## SHORT EXERCISE:
Find every line containing the word "JSON" and report the count, nothing more.

--- Start ---

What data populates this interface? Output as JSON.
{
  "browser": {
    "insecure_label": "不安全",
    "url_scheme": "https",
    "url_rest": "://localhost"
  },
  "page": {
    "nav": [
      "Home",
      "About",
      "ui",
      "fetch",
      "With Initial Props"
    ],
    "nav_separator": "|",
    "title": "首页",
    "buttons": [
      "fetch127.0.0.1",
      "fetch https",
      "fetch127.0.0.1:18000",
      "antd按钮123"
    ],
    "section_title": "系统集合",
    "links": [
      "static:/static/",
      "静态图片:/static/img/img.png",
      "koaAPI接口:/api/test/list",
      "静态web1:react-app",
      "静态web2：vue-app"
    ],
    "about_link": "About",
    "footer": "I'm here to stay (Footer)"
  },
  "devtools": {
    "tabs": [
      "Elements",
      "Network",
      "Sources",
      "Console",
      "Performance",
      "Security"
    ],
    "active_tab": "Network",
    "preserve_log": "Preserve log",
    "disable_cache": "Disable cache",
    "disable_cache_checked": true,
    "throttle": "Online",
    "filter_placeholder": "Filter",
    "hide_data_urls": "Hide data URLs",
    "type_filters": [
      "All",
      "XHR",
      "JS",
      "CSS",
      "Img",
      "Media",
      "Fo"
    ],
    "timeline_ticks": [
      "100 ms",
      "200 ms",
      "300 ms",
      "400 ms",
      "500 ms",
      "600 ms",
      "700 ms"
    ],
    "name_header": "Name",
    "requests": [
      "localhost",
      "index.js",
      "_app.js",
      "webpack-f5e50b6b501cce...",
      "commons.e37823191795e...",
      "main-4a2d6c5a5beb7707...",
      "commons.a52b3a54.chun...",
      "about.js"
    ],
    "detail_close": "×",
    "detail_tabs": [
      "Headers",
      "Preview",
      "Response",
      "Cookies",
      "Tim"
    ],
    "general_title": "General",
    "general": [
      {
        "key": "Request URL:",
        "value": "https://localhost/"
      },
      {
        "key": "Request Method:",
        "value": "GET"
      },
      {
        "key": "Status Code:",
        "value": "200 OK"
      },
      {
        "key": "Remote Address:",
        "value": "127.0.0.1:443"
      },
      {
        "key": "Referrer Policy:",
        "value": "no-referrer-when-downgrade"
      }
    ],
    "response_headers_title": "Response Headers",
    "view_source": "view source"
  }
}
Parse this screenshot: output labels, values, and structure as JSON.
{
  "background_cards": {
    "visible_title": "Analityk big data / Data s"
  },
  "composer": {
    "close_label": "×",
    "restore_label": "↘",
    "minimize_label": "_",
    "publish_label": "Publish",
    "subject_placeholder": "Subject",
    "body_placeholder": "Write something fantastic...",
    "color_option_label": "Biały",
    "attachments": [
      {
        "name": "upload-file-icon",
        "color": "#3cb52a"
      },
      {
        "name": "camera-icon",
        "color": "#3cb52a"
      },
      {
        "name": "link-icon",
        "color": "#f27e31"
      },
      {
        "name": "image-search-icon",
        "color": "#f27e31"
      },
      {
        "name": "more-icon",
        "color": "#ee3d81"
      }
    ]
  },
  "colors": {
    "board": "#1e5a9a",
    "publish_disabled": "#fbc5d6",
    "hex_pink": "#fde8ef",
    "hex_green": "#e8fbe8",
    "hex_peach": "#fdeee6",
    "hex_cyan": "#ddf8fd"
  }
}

--- End ---

## WRITTEN REPLY:
2